* 给定文本
- - -

最大熵原理视角下的概率密度函数
最大熵原理
最大熵原理(Maximum Entropy Principle, 以下简称MEP):
在给定约束条件下,一个随机变量的概率分布应该使得熵达到最大值。或者说,满足给定约束条件的所有概率分布中,熵最大的概率分布是最能代表当前系统的概率分布。——来自wikipedia。
条件假设
假设已经知道关于随机变量X的潜在概率分布的均值\mu和方差\nu,\rho(x)是定义在\mathbb{R}上的概率密度函数,则\rho(x)的信息熵定义如下:
s(x) = E[-\ln[\rho(x)]] = \int_{-\infty}^{\infty} -\rho(x)\ln[\rho(x)] \, \mathrm{d}x
由于\rho(x)是概率密度函数,因此有:
\int_{-\infty}^{\infty} \rho(x) \, \mathrm{d}x = 1
此外,其受到期望:
E(X)= \int_{-\infty}^{\infty} x\rho(x) \, \mathrm{d}x = \mu
和方差:
\mathrm{Var}(X) = \int_{-\infty}^{\infty} (x - \mu)^{2}\rho(x) \, \mathrm{d}x = \nu
的约束
有约束条件的优化
根据拉格朗日乘数法,有:
\begin{aligned}
L(\rho, \alpha, \beta, \gamma)

- - -

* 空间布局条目

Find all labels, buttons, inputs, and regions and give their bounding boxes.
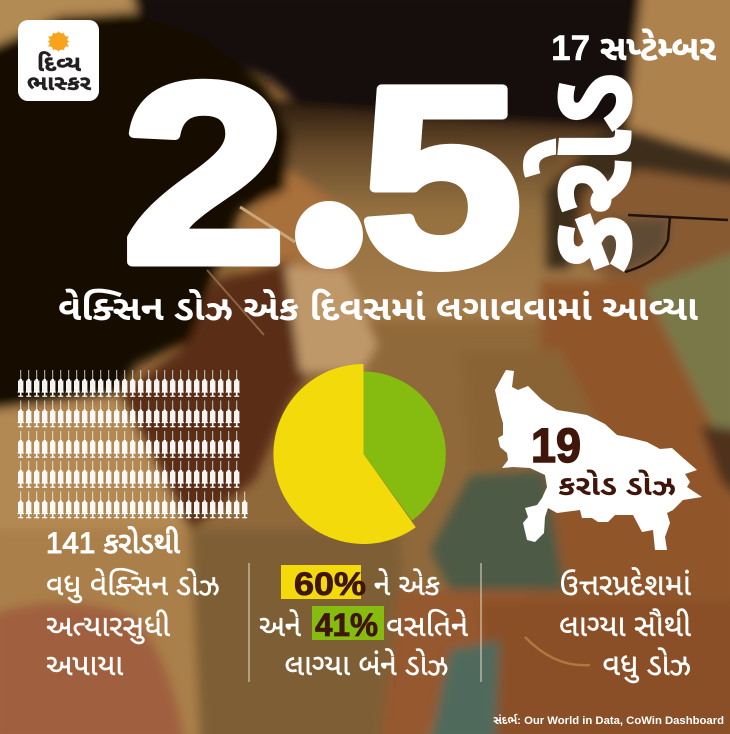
text block: Uttar Pradesh received the most doses: ઉત્તરપ્રદેશમાં bbox=[560, 566, 691, 602]
highlight: 41% bbox=[312, 606, 384, 640]
vertical word: crore: કરોડ bbox=[524, 74, 656, 272]
text block: 141 crore doses so far: 141 કરોડથી bbox=[46, 526, 180, 560]
text block: 141 crore doses so far: અપાયા bbox=[46, 649, 123, 682]
subheading: vaccine doses administered in one day: વેક્સિન ડોઝ એક દિવસમાં લગાવવામાં આવ્યા bbox=[58, 288, 699, 328]
headline number 2.5: 5 bbox=[360, 35, 522, 320]
map: Uttar Pradesh with 19 crore doses bbox=[495, 370, 702, 550]
pie slice: green 41% bbox=[364, 372, 446, 521]
divider bbox=[480, 563, 482, 682]
text block: Uttar Pradesh received the most doses bbox=[559, 566, 691, 683]
highlight: 60% bbox=[281, 565, 361, 599]
text block: 60% and 41% population coverage: અને bbox=[259, 608, 302, 643]
label: crore doses: કરોડ ડોઝ bbox=[558, 470, 676, 501]
text block: 60% and 41% population coverage: વસતિને bbox=[386, 608, 469, 643]
text block: 141 crore doses so far bbox=[46, 526, 220, 682]
divider bbox=[248, 563, 250, 682]
text block: 60% and 41% population coverage: ને એક bbox=[374, 567, 440, 602]
headline number 2.5 bbox=[122, 30, 522, 320]
text block: 60% and 41% population coverage bbox=[259, 565, 469, 682]
text block: 60% and 41% population coverage: લાગ્યા બંને ડોઝ bbox=[285, 647, 448, 682]
pie chart: 60% one dose, 41% both doses bbox=[273, 364, 446, 544]
text block: Uttar Pradesh received the most doses: વધુ ડોઝ bbox=[602, 647, 691, 683]
logo: Divya Bhaskar bbox=[18, 20, 99, 101]
source note: સંદર્ભ: Our World in Data, CoWin Dashboard bbox=[493, 713, 724, 727]
icon: sun bbox=[48, 31, 69, 52]
stat: 19: 19 bbox=[531, 420, 581, 473]
headline number 2.5: 2 bbox=[122, 30, 287, 317]
text block: 60% and 41% population coverage: 41% bbox=[315, 607, 378, 643]
logo: Divya Bhaskar: ભાસ્કર bbox=[27, 72, 91, 95]
logo: Divya Bhaskar: દિવ્ય bbox=[37, 51, 81, 76]
text block: Uttar Pradesh received the most doses: લાગ્યા સૌથી bbox=[559, 608, 691, 643]
pie slice: yellow 60% bbox=[273, 364, 416, 544]
text block: 141 crore doses so far: અત્યારસુધી bbox=[46, 609, 170, 644]
text block: 60% and 41% population coverage: 60% bbox=[294, 566, 366, 602]
pictogram: rows of syringes bbox=[18, 370, 248, 518]
date: 17 September: 17 સપ્ટેમ્બર bbox=[551, 29, 716, 68]
text block: 141 crore doses so far: વધુ વેક્સિન ડોઝ bbox=[46, 567, 220, 603]
headline number 2.5: . bbox=[300, 154, 333, 288]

- - -

从关于最大熵原理的文本停下的地方往下续写。 这些条目与此无关。

= &-\int_{-\infty}^{\infty} \rho(x)\ln[\rho(x)] \, \mathrm{d}x + \alpha\left[ \int_{-\infty}^{\infty} \rho(x) \, \mathrm{d}x -1 \right] \\&+ \beta \left[ \int_{-\infty}^{\infty} x\rho(x) \, \mathrm{d}x -\mu \right] + \gamma \left[ \int_{-\infty}^{\infty} (x - \mu)^{2}\rho(x) \, \mathrm{d}x - \nu \right]
\end{aligned}
可以使用函数微分来最大化拉格朗日函数 L(\rho, \alpha, \beta, \gamma). 令\delta \rho是概率密度函数的足够小的改变,则对于第一项有:
\begin{aligned}
(\rho + \delta \rho)\ln(\rho + \delta \rho) &= (\rho + \delta \rho)\ln\left[ \rho \left( 1 + \frac{\delta \rho}{\rho} \right) \right] \\
&= (\rho + \delta \rho) \ln\rho + (\rho + \delta \rho)\ln\left( 1 + \frac{\delta \rho}{\rho} \right)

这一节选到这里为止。